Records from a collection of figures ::
· · ·

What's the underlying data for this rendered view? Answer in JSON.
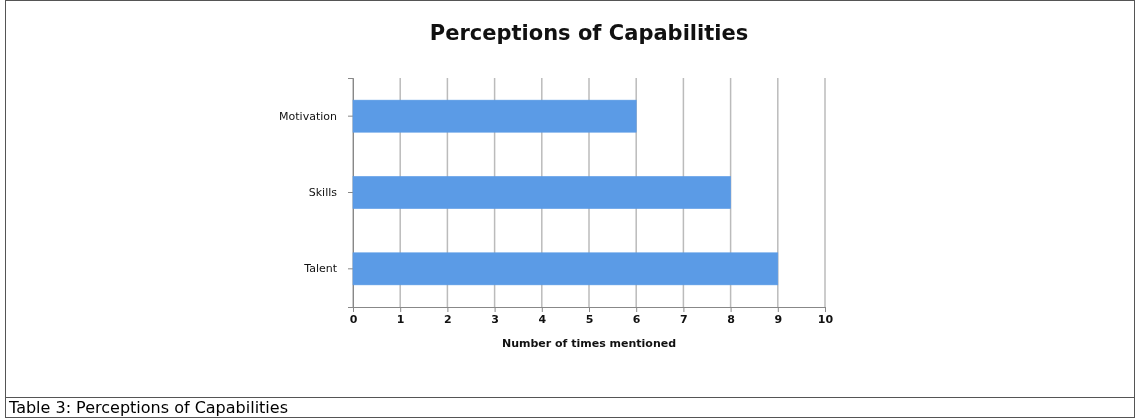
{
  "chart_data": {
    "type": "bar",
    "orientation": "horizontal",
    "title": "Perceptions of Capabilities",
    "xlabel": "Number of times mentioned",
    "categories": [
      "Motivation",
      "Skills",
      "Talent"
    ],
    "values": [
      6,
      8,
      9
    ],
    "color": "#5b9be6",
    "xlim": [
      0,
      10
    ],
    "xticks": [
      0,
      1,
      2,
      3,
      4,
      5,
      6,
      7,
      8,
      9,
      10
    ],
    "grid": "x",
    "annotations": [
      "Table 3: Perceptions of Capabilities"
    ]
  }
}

· · ·

What is required ::
Quote all the records verbatim, dropping any pictures from your copy.

Task result ::
What's the underlying data for this rendered view? Answer in JSON.
{
  "chart_data": {
    "type": "bar",
    "orientation": "horizontal",
    "title": "Perceptions of Capabilities",
    "xlabel": "Number of times mentioned",
    "categories": [
      "Motivation",
      "Skills",
      "Talent"
    ],
    "values": [
      6,
      8,
      9
    ],
    "color": "#5b9be6",
    "xlim": [
      0,
      10
    ],
    "xticks": [
      0,
      1,
      2,
      3,
      4,
      5,
      6,
      7,
      8,
      9,
      10
    ],
    "grid": "x",
    "annotations": [
      "Table 3: Perceptions of Capabilities"
    ]
  }
}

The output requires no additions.